PROBLEM TO SOLVE: From the entries below, count every line that contains the word "методы". Please give the number and nothing else.

EXTRACTED DATA:
'''

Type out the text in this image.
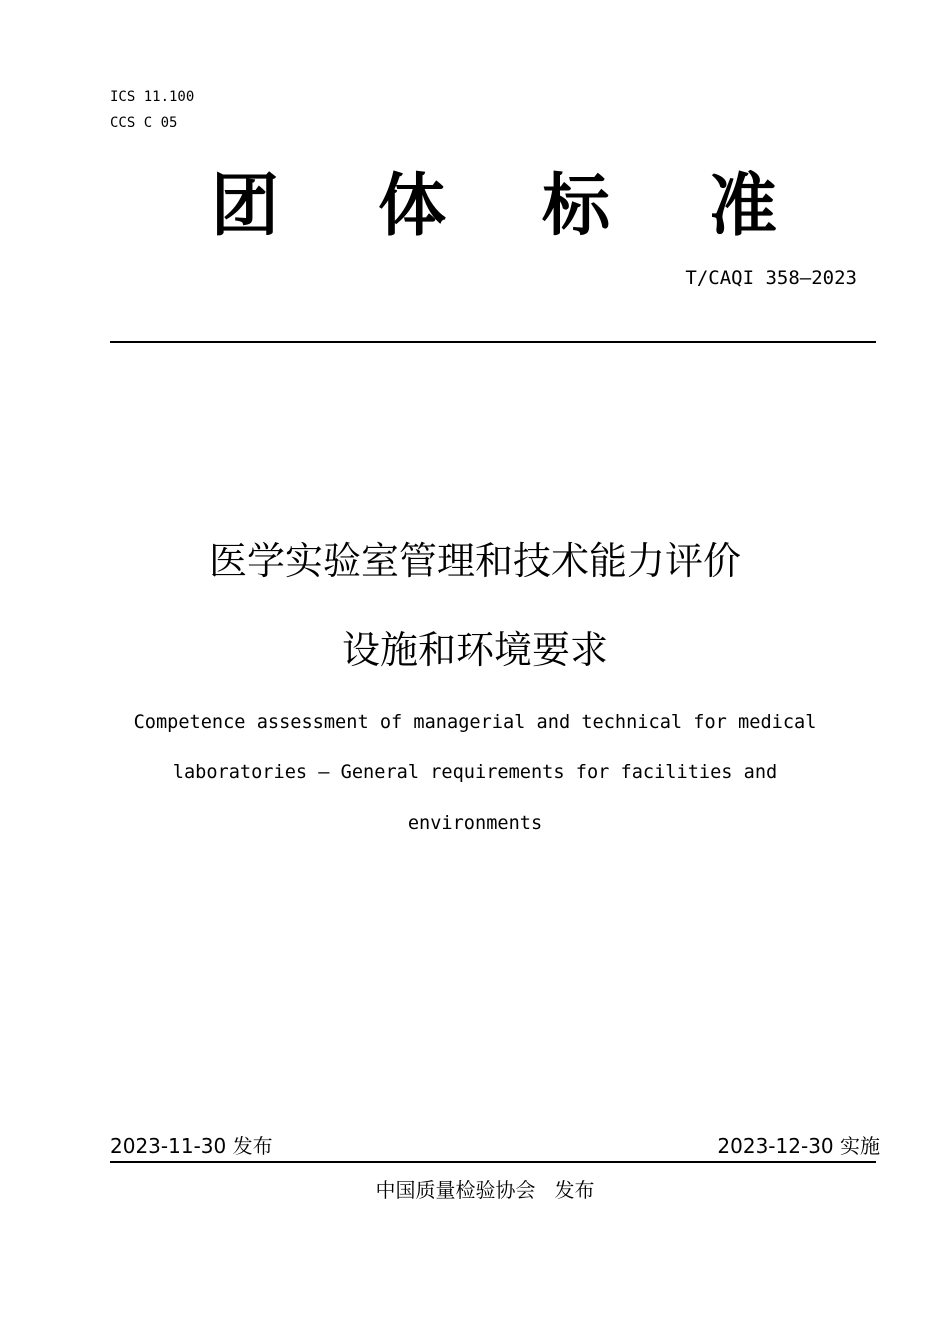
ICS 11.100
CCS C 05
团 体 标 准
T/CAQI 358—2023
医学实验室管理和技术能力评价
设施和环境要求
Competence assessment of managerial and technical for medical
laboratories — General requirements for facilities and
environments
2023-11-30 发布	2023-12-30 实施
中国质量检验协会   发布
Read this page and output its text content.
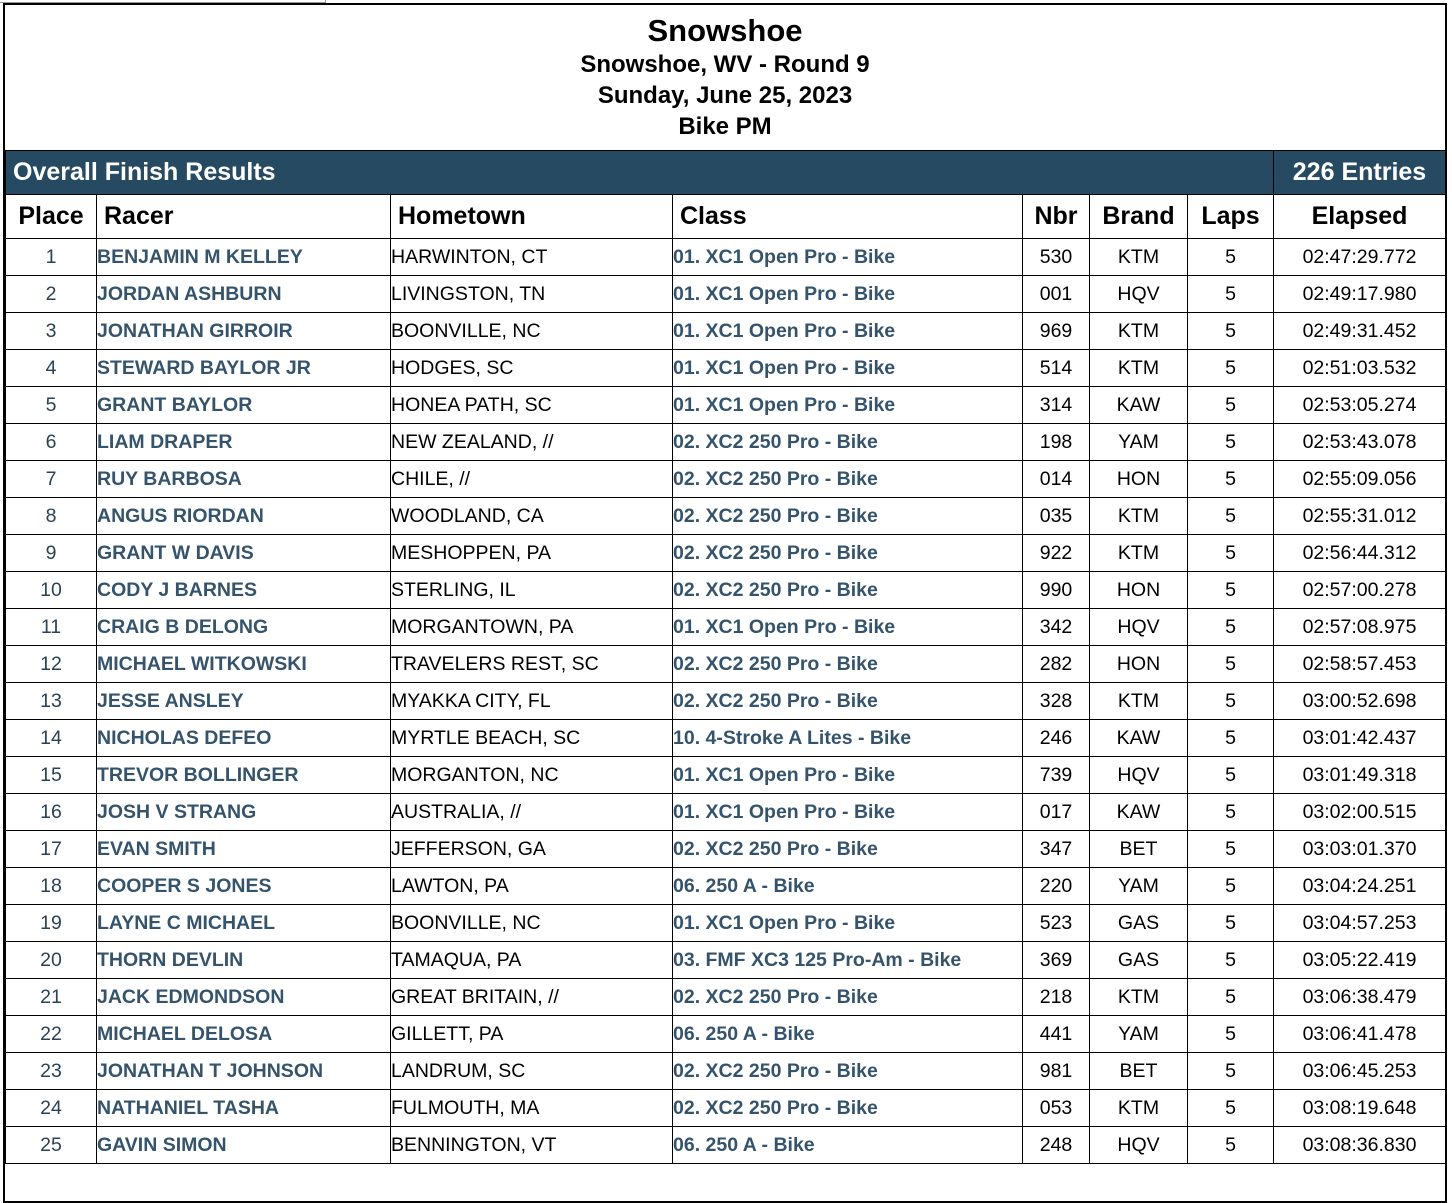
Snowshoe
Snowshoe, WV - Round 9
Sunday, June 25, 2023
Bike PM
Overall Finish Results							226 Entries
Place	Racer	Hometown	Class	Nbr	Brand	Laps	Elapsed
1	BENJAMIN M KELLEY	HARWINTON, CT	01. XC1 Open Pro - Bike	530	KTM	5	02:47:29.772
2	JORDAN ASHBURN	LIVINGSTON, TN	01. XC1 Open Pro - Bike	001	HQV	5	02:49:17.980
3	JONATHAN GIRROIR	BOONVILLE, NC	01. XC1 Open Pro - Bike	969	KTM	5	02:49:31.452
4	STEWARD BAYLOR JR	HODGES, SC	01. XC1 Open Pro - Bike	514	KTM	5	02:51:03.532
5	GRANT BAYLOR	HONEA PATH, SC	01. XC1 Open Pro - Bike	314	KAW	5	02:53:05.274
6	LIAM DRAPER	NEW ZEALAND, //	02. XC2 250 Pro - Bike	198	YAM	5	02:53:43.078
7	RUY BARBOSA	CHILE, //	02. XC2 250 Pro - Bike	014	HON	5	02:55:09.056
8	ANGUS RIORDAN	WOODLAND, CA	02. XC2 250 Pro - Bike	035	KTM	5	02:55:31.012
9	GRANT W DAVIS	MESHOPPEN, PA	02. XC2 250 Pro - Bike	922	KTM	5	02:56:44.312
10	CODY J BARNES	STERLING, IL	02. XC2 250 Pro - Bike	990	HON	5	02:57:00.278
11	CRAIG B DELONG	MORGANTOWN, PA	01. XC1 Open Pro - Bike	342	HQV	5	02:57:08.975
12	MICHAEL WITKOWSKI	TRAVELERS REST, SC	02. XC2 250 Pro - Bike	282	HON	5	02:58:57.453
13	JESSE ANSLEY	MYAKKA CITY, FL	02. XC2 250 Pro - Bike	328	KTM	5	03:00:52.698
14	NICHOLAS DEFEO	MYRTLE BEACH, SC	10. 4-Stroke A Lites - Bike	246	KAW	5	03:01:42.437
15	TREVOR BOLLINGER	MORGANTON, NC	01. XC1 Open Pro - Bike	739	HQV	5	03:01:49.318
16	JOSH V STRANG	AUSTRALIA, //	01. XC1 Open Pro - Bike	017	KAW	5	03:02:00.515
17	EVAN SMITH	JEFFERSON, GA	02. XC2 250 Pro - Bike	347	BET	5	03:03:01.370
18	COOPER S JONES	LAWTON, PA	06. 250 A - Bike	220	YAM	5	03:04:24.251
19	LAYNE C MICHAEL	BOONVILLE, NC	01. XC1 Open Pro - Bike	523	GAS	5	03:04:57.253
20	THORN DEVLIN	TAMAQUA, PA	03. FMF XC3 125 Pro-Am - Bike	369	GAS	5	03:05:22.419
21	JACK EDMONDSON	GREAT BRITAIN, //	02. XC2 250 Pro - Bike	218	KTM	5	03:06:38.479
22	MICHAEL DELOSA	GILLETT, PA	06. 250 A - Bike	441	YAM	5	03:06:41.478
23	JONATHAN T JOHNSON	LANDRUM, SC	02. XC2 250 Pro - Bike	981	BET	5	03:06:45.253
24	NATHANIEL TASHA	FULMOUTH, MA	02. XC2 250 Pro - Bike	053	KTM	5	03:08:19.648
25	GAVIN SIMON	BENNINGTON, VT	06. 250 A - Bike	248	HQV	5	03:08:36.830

'''
'''

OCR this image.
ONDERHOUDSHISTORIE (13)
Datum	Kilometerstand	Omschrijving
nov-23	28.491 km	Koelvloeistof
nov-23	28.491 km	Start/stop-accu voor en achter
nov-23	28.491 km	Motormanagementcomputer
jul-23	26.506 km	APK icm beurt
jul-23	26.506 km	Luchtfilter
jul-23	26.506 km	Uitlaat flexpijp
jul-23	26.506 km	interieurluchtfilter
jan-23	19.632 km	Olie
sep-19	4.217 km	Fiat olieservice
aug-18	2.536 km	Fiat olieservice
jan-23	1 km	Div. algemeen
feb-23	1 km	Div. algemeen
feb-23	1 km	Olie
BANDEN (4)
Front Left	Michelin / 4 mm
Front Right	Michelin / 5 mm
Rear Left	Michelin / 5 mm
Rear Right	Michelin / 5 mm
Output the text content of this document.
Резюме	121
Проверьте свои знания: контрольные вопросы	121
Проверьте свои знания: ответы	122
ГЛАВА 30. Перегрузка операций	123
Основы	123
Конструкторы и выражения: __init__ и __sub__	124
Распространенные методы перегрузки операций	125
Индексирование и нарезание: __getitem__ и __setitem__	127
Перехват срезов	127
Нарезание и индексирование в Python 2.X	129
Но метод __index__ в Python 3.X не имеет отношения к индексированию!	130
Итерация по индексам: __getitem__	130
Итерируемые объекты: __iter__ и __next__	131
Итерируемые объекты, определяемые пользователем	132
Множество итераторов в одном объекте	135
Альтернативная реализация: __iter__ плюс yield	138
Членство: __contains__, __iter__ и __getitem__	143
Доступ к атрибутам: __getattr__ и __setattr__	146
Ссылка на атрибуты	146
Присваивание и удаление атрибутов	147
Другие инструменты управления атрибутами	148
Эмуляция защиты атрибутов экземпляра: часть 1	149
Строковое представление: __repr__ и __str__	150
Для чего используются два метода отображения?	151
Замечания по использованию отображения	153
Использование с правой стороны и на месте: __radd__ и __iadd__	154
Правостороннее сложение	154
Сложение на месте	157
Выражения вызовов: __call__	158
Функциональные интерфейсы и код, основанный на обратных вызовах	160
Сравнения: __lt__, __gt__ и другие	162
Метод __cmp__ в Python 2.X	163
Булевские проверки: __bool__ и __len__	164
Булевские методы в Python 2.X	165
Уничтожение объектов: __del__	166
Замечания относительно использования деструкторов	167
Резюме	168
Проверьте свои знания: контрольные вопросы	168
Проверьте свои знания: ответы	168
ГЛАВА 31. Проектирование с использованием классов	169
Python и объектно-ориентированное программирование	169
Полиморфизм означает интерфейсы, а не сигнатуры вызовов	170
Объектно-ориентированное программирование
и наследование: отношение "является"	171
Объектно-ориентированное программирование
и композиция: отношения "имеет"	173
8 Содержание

'''

TASK ANSWER: 2